**DIRECTIVE:** Print all the records exactly, please.

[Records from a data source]
>> START

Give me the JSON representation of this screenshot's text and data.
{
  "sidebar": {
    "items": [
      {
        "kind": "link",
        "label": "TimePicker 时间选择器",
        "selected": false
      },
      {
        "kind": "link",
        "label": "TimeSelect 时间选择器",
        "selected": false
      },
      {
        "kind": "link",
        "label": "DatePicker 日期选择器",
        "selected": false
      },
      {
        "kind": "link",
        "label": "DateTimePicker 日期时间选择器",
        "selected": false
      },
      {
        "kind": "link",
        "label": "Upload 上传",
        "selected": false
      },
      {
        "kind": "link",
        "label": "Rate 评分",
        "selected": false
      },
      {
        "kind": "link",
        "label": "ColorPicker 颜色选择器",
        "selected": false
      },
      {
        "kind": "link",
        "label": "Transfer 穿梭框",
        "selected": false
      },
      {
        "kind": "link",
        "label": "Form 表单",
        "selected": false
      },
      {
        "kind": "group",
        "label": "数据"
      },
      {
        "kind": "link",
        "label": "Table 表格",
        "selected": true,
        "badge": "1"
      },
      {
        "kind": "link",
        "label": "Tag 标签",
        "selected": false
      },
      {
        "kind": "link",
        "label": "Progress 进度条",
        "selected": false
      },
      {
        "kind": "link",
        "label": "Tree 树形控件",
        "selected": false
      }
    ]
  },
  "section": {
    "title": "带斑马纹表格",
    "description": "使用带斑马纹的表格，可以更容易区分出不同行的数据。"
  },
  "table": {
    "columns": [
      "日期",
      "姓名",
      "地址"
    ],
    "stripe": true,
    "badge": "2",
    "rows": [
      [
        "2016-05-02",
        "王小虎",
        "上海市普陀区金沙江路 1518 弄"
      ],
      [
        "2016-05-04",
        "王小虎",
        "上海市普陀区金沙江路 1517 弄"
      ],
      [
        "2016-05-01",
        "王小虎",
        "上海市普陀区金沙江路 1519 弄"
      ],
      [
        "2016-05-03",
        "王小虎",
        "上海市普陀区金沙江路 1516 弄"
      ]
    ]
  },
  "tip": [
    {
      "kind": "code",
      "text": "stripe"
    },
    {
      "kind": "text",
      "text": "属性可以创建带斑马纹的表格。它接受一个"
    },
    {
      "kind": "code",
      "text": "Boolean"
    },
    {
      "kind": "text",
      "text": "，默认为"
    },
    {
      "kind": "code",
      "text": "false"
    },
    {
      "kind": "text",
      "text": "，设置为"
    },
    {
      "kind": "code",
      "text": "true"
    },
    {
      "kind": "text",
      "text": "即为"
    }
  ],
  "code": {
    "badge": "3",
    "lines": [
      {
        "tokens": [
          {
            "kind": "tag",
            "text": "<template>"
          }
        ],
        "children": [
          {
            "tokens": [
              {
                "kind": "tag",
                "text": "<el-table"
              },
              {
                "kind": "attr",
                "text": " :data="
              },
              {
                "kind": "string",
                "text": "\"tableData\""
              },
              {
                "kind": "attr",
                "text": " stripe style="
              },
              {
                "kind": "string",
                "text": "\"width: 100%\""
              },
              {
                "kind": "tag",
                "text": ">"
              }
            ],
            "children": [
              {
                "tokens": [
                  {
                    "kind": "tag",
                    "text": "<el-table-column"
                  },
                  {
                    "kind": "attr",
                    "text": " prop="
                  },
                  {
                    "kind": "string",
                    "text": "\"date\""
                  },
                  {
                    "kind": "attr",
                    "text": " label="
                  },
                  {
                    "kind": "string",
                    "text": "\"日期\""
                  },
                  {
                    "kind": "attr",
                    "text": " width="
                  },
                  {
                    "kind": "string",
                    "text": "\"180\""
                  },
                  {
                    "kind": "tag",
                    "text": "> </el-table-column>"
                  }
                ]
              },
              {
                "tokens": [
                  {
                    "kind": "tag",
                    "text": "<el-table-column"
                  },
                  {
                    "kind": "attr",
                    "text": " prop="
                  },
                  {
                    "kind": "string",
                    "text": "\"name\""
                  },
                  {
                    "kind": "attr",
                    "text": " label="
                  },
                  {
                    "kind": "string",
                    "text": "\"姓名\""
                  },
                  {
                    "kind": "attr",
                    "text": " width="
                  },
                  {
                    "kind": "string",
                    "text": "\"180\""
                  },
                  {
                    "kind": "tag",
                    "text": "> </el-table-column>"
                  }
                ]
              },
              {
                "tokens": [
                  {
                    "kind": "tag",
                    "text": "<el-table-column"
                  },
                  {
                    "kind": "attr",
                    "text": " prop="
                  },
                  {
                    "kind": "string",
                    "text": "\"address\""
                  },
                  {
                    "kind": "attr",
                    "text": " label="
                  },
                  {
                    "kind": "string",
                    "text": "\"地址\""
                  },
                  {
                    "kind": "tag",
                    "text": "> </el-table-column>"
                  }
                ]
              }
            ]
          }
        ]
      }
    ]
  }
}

>> END

**EXPECTED OUTPUT:**
Give me the JSON representation of this screenshot's text and data.
{
  "sidebar": {
    "items": [
      {
        "kind": "link",
        "label": "TimePicker 时间选择器",
        "selected": false
      },
      {
        "kind": "link",
        "label": "TimeSelect 时间选择器",
        "selected": false
      },
      {
        "kind": "link",
        "label": "DatePicker 日期选择器",
        "selected": false
      },
      {
        "kind": "link",
        "label": "DateTimePicker 日期时间选择器",
        "selected": false
      },
      {
        "kind": "link",
        "label": "Upload 上传",
        "selected": false
      },
      {
        "kind": "link",
        "label": "Rate 评分",
        "selected": false
      },
      {
        "kind": "link",
        "label": "ColorPicker 颜色选择器",
        "selected": false
      },
      {
        "kind": "link",
        "label": "Transfer 穿梭框",
        "selected": false
      },
      {
        "kind": "link",
        "label": "Form 表单",
        "selected": false
      },
      {
        "kind": "group",
        "label": "数据"
      },
      {
        "kind": "link",
        "label": "Table 表格",
        "selected": true,
        "badge": "1"
      },
      {
        "kind": "link",
        "label": "Tag 标签",
        "selected": false
      },
      {
        "kind": "link",
        "label": "Progress 进度条",
        "selected": false
      },
      {
        "kind": "link",
        "label": "Tree 树形控件",
        "selected": false
      }
    ]
  },
  "section": {
    "title": "带斑马纹表格",
    "description": "使用带斑马纹的表格，可以更容易区分出不同行的数据。"
  },
  "table": {
    "columns": [
      "日期",
      "姓名",
      "地址"
    ],
    "stripe": true,
    "badge": "2",
    "rows": [
      [
        "2016-05-02",
        "王小虎",
        "上海市普陀区金沙江路 1518 弄"
      ],
      [
        "2016-05-04",
        "王小虎",
        "上海市普陀区金沙江路 1517 弄"
      ],
      [
        "2016-05-01",
        "王小虎",
        "上海市普陀区金沙江路 1519 弄"
      ],
      [
        "2016-05-03",
        "王小虎",
        "上海市普陀区金沙江路 1516 弄"
      ]
    ]
  },
  "tip": [
    {
      "kind": "code",
      "text": "stripe"
    },
    {
      "kind": "text",
      "text": "属性可以创建带斑马纹的表格。它接受一个"
    },
    {
      "kind": "code",
      "text": "Boolean"
    },
    {
      "kind": "text",
      "text": "，默认为"
    },
    {
      "kind": "code",
      "text": "false"
    },
    {
      "kind": "text",
      "text": "，设置为"
    },
    {
      "kind": "code",
      "text": "true"
    },
    {
      "kind": "text",
      "text": "即为"
    }
  ],
  "code": {
    "badge": "3",
    "lines": [
      {
        "tokens": [
          {
            "kind": "tag",
            "text": "<template>"
          }
        ],
        "children": [
          {
            "tokens": [
              {
                "kind": "tag",
                "text": "<el-table"
              },
              {
                "kind": "attr",
                "text": " :data="
              },
              {
                "kind": "string",
                "text": "\"tableData\""
              },
              {
                "kind": "attr",
                "text": " stripe style="
              },
              {
                "kind": "string",
                "text": "\"width: 100%\""
              },
              {
                "kind": "tag",
                "text": ">"
              }
            ],
            "children": [
              {
                "tokens": [
                  {
                    "kind": "tag",
                    "text": "<el-table-column"
                  },
                  {
                    "kind": "attr",
                    "text": " prop="
                  },
                  {
                    "kind": "string",
                    "text": "\"date\""
                  },
                  {
                    "kind": "attr",
                    "text": " label="
                  },
                  {
                    "kind": "string",
                    "text": "\"日期\""
                  },
                  {
                    "kind": "attr",
                    "text": " width="
                  },
                  {
                    "kind": "string",
                    "text": "\"180\""
                  },
                  {
                    "kind": "tag",
                    "text": "> </el-table-column>"
                  }
                ]
              },
              {
                "tokens": [
                  {
                    "kind": "tag",
                    "text": "<el-table-column"
                  },
                  {
                    "kind": "attr",
                    "text": " prop="
                  },
                  {
                    "kind": "string",
                    "text": "\"name\""
                  },
                  {
                    "kind": "attr",
                    "text": " label="
                  },
                  {
                    "kind": "string",
                    "text": "\"姓名\""
                  },
                  {
                    "kind": "attr",
                    "text": " width="
                  },
                  {
                    "kind": "string",
                    "text": "\"180\""
                  },
                  {
                    "kind": "tag",
                    "text": "> </el-table-column>"
                  }
                ]
              },
              {
                "tokens": [
                  {
                    "kind": "tag",
                    "text": "<el-table-column"
                  },
                  {
                    "kind": "attr",
                    "text": " prop="
                  },
                  {
                    "kind": "string",
                    "text": "\"address\""
                  },
                  {
                    "kind": "attr",
                    "text": " label="
                  },
                  {
                    "kind": "string",
                    "text": "\"地址\""
                  },
                  {
                    "kind": "tag",
                    "text": "> </el-table-column>"
                  }
                ]
              }
            ]
          }
        ]
      }
    ]
  }
}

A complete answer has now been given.